(Data excerpts)
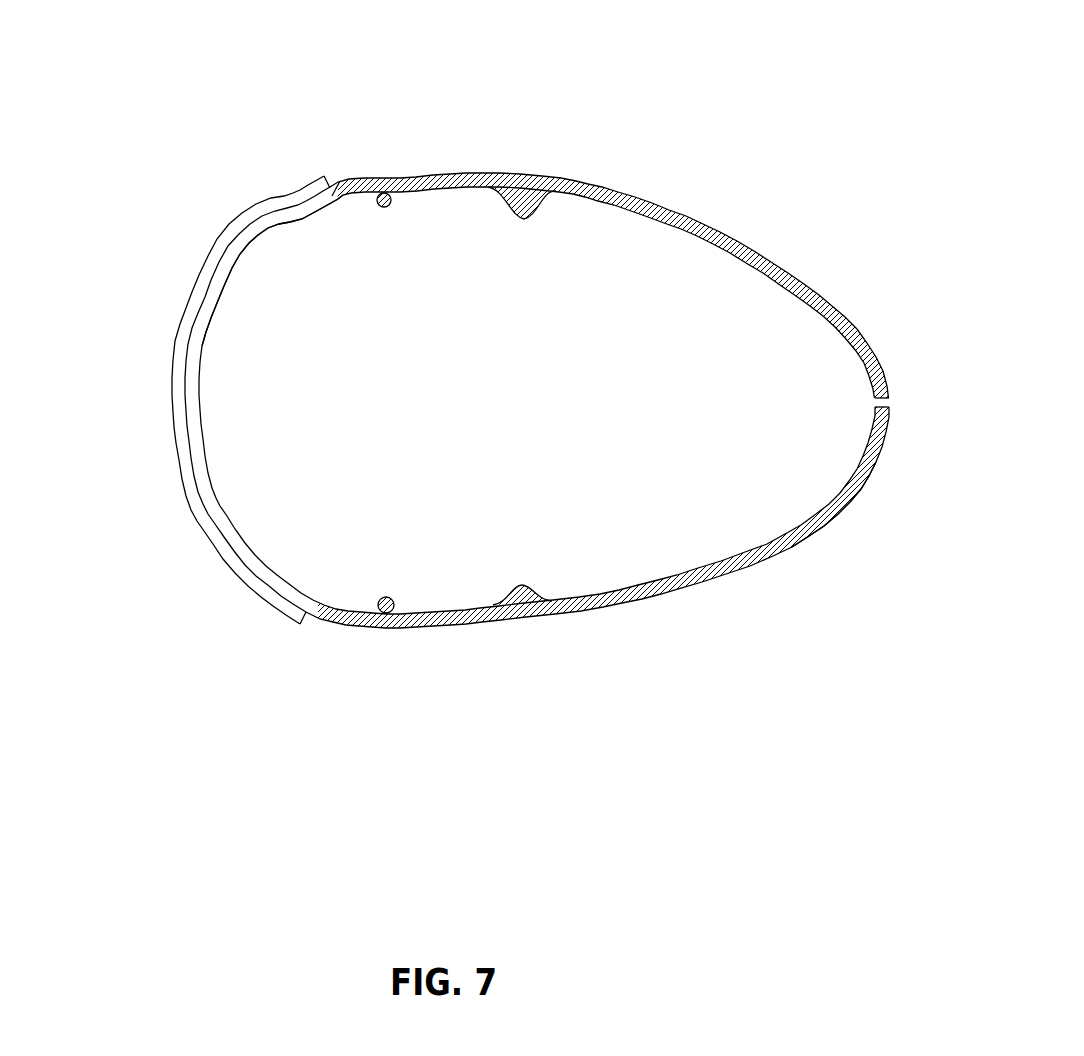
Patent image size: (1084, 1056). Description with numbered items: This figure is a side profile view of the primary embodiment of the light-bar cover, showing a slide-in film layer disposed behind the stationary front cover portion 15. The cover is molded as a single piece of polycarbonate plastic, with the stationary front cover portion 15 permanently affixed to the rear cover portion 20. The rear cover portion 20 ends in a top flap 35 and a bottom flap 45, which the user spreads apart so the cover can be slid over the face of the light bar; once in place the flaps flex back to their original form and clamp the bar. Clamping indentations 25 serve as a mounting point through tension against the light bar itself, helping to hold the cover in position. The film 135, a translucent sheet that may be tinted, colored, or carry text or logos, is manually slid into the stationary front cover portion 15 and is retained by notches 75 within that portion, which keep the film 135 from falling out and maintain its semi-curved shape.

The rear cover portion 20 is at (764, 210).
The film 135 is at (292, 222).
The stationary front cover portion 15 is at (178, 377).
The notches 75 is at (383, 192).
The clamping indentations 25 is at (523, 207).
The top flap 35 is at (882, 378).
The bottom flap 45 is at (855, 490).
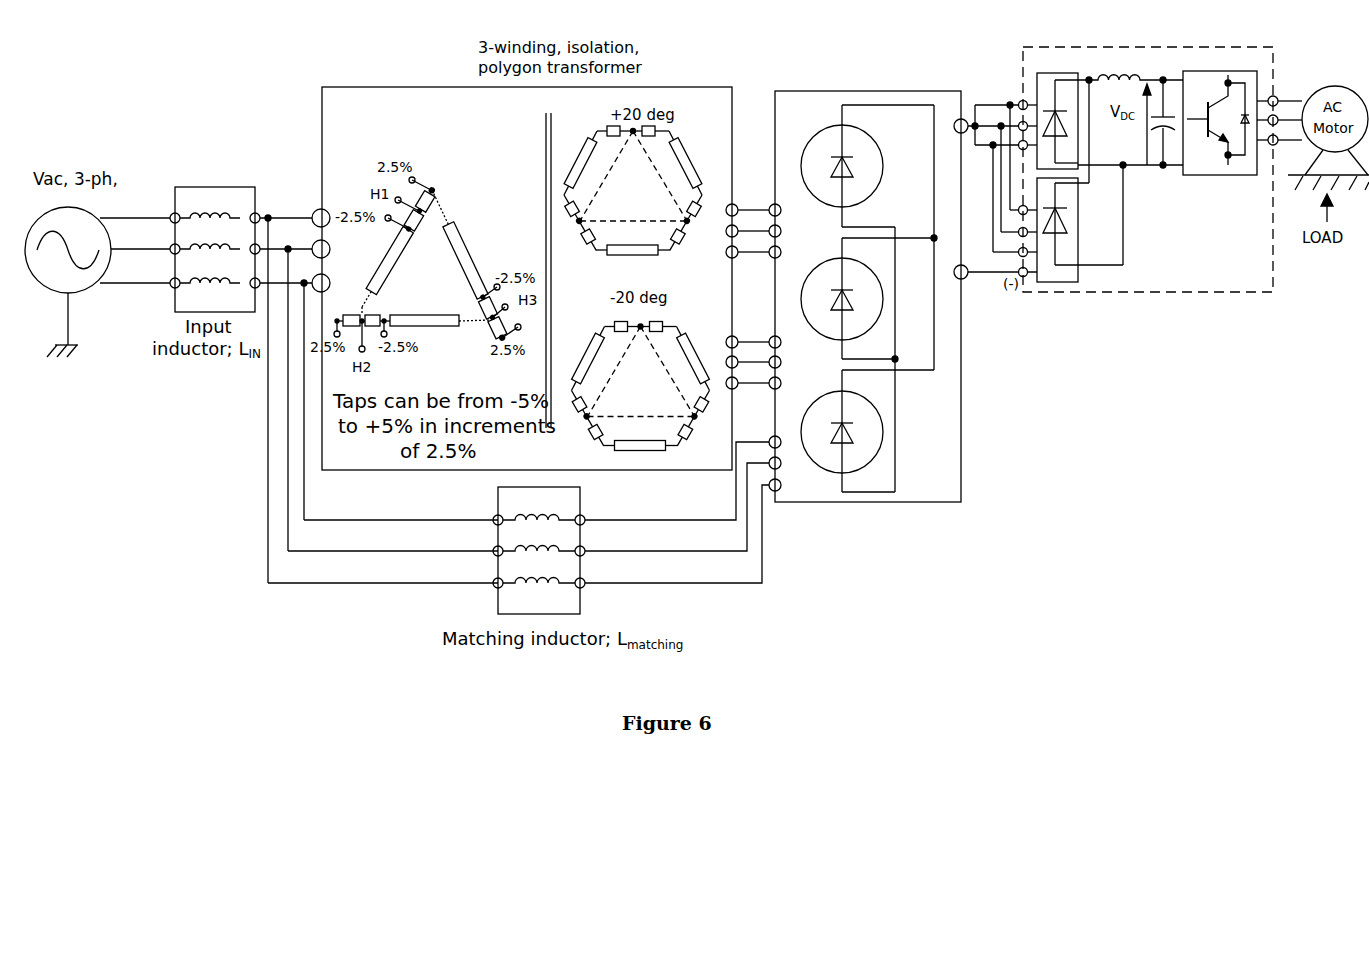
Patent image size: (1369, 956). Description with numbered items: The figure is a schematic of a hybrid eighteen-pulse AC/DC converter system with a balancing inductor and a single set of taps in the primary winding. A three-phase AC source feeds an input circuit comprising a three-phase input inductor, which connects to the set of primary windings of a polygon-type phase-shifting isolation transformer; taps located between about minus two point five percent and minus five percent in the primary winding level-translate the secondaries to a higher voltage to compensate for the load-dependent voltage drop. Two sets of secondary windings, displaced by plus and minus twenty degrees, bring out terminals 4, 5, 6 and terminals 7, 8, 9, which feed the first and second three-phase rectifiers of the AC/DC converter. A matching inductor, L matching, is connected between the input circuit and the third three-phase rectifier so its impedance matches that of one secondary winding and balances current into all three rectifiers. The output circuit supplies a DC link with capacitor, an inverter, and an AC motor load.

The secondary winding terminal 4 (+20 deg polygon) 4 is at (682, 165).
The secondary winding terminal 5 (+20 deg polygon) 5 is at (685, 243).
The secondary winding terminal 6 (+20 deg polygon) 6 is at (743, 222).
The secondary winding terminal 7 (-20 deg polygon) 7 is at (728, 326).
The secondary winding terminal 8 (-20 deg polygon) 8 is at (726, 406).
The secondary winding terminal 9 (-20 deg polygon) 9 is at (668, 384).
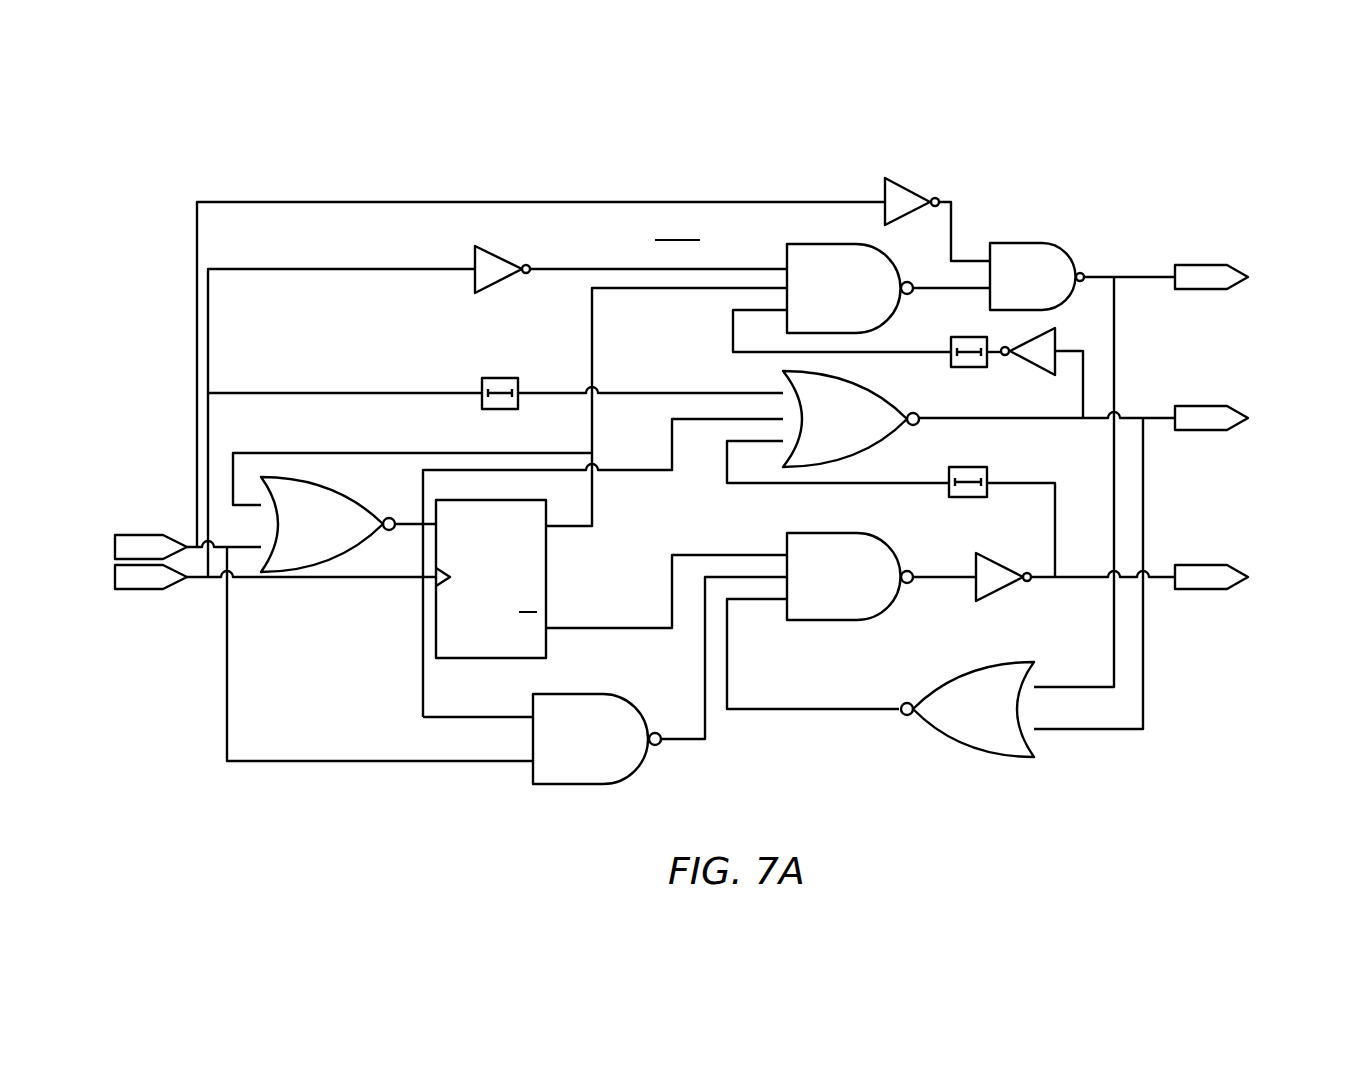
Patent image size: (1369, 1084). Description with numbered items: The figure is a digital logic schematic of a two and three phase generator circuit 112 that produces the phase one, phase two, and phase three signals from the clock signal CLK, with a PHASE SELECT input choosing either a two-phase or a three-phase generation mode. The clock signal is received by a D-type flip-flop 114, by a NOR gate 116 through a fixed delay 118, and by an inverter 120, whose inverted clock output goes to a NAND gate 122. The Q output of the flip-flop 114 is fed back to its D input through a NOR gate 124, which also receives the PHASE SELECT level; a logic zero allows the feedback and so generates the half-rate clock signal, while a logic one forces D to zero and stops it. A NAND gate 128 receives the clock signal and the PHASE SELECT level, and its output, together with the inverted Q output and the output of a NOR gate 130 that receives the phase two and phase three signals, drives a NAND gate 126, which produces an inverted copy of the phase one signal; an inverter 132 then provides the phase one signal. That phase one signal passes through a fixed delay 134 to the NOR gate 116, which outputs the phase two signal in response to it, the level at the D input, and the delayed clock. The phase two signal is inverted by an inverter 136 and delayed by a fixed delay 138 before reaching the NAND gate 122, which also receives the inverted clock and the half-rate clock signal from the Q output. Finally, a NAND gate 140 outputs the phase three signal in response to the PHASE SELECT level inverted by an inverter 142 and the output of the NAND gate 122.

▶ [WHAT YOU ARE ASKED TO DO] Retype all of the material above word for word, omitting the pictures.

▶ [EXPECTED ANSWER]
Patent image size: (1084, 1056). Description with numbered items: This figure is a side profile view of the primary embodiment of the light-bar cover, showing a slide-in film layer disposed behind the stationary front cover portion 15. The cover is molded as a single piece of polycarbonate plastic, with the stationary front cover portion 15 permanently affixed to the rear cover portion 20. The rear cover portion 20 ends in a top flap 35 and a bottom flap 45, which the user spreads apart so the cover can be slid over the face of the light bar; once in place the flaps flex back to their original form and clamp the bar. Clamping indentations 25 serve as a mounting point through tension against the light bar itself, helping to hold the cover in position. The film 135, a translucent sheet that may be tinted, colored, or carry text or logos, is manually slid into the stationary front cover portion 15 and is retained by notches 75 within that portion, which keep the film 135 from falling out and maintain its semi-curved shape.

The rear cover portion 20 is at (764, 210).
The film 135 is at (292, 222).
The stationary front cover portion 15 is at (178, 377).
The notches 75 is at (383, 192).
The clamping indentations 25 is at (523, 207).
The top flap 35 is at (882, 378).
The bottom flap 45 is at (855, 490).
Patent image size: (1369, 956). Description with numbered items: The figure is a schematic of a hybrid eighteen-pulse AC/DC converter system with a balancing inductor and a single set of taps in the primary winding. A three-phase AC source feeds an input circuit comprising a three-phase input inductor, which connects to the set of primary windings of a polygon-type phase-shifting isolation transformer; taps located between about minus two point five percent and minus five percent in the primary winding level-translate the secondaries to a higher voltage to compensate for the load-dependent voltage drop. Two sets of secondary windings, displaced by plus and minus twenty degrees, bring out terminals 4, 5, 6 and terminals 7, 8, 9, which feed the first and second three-phase rectifiers of the AC/DC converter. A matching inductor, L matching, is connected between the input circuit and the third three-phase rectifier so its impedance matches that of one secondary winding and balances current into all three rectifiers. The output circuit supplies a DC link with capacitor, an inverter, and an AC motor load.

The secondary winding terminal 4 (+20 deg polygon) 4 is at (682, 165).
The secondary winding terminal 5 (+20 deg polygon) 5 is at (685, 243).
The secondary winding terminal 6 (+20 deg polygon) 6 is at (743, 222).
The secondary winding terminal 7 (-20 deg polygon) 7 is at (728, 326).
The secondary winding terminal 8 (-20 deg polygon) 8 is at (726, 406).
The secondary winding terminal 9 (-20 deg polygon) 9 is at (668, 384).
Patent image size: (1369, 1084). Description with numbered items: The figure is a digital logic schematic of a two and three phase generator circuit 112 that produces the phase one, phase two, and phase three signals from the clock signal CLK, with a PHASE SELECT input choosing either a two-phase or a three-phase generation mode. The clock signal is received by a D-type flip-flop 114, by a NOR gate 116 through a fixed delay 118, and by an inverter 120, whose inverted clock output goes to a NAND gate 122. The Q output of the flip-flop 114 is fed back to its D input through a NOR gate 124, which also receives the PHASE SELECT level; a logic zero allows the feedback and so generates the half-rate clock signal, while a logic one forces D to zero and stops it. A NAND gate 128 receives the clock signal and the PHASE SELECT level, and its output, together with the inverted Q output and the output of a NOR gate 130 that receives the phase two and phase three signals, drives a NAND gate 126, which produces an inverted copy of the phase one signal; an inverter 132 then provides the phase one signal. That phase one signal passes through a fixed delay 134 to the NOR gate 116, which outputs the phase two signal in response to it, the level at the D input, and the delayed clock. The phase two signal is inverted by an inverter 136 and delayed by a fixed delay 138 before reaching the NAND gate 122, which also receives the inverted clock and the half-rate clock signal from the Q output. Finally, a NAND gate 140 outputs the phase three signal in response to the PHASE SELECT level inverted by an inverter 142 and the output of the NAND gate 122.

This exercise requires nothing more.